+++ Source material

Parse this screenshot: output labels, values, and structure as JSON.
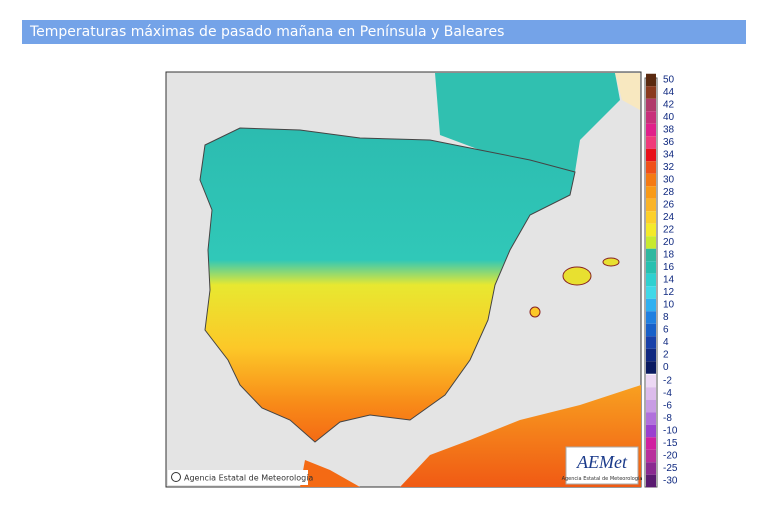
{
  "header": {
    "title": "Temperaturas máximas de pasado mañana en Península y Baleares"
  },
  "map": {
    "copyright": "Agencia Estatal de Meteorología",
    "logo": "AEMet",
    "logo_caption": "Agencia Estatal de Meteorología"
  },
  "legend": {
    "positive": [
      {
        "label": "50",
        "color": "#5a2a10"
      },
      {
        "label": "44",
        "color": "#8a3a1e"
      },
      {
        "label": "42",
        "color": "#b03a6a"
      },
      {
        "label": "40",
        "color": "#c8307a"
      },
      {
        "label": "38",
        "color": "#e0208a"
      },
      {
        "label": "36",
        "color": "#f03a7a"
      },
      {
        "label": "34",
        "color": "#e8101a"
      },
      {
        "label": "32",
        "color": "#f0501a"
      },
      {
        "label": "30",
        "color": "#f47a14"
      },
      {
        "label": "28",
        "color": "#f89a18"
      },
      {
        "label": "26",
        "color": "#fab428"
      },
      {
        "label": "24",
        "color": "#fcd02a"
      },
      {
        "label": "22",
        "color": "#f4ea2a"
      },
      {
        "label": "20",
        "color": "#c8ea30"
      },
      {
        "label": "18",
        "color": "#30b8a0"
      },
      {
        "label": "16",
        "color": "#28c0b0"
      },
      {
        "label": "14",
        "color": "#30d0d0"
      },
      {
        "label": "12",
        "color": "#40d8e8"
      },
      {
        "label": "10",
        "color": "#30b0f0"
      },
      {
        "label": "8",
        "color": "#2080e0"
      },
      {
        "label": "6",
        "color": "#1860c8"
      },
      {
        "label": "4",
        "color": "#1840a8"
      },
      {
        "label": "2",
        "color": "#102880"
      },
      {
        "label": "0",
        "color": "#0a1a60"
      }
    ],
    "negative": [
      {
        "label": "-2",
        "color": "#ecd8f4"
      },
      {
        "label": "-4",
        "color": "#dcbcec"
      },
      {
        "label": "-6",
        "color": "#c89ce4"
      },
      {
        "label": "-8",
        "color": "#b070dc"
      },
      {
        "label": "-10",
        "color": "#9a40d0"
      },
      {
        "label": "-15",
        "color": "#d020a0"
      },
      {
        "label": "-20",
        "color": "#b8309c"
      },
      {
        "label": "-25",
        "color": "#8a2a90"
      },
      {
        "label": "-30",
        "color": "#5a1a70"
      }
    ]
  }
}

++++++

■ **Exercise brief**
Show all lines from the records above where the word "Meteorología" occurs.

■ **Exercise answer**
    "copyright": "Agencia Estatal de Meteorología",
    "logo_caption": "Agencia Estatal de Meteorología"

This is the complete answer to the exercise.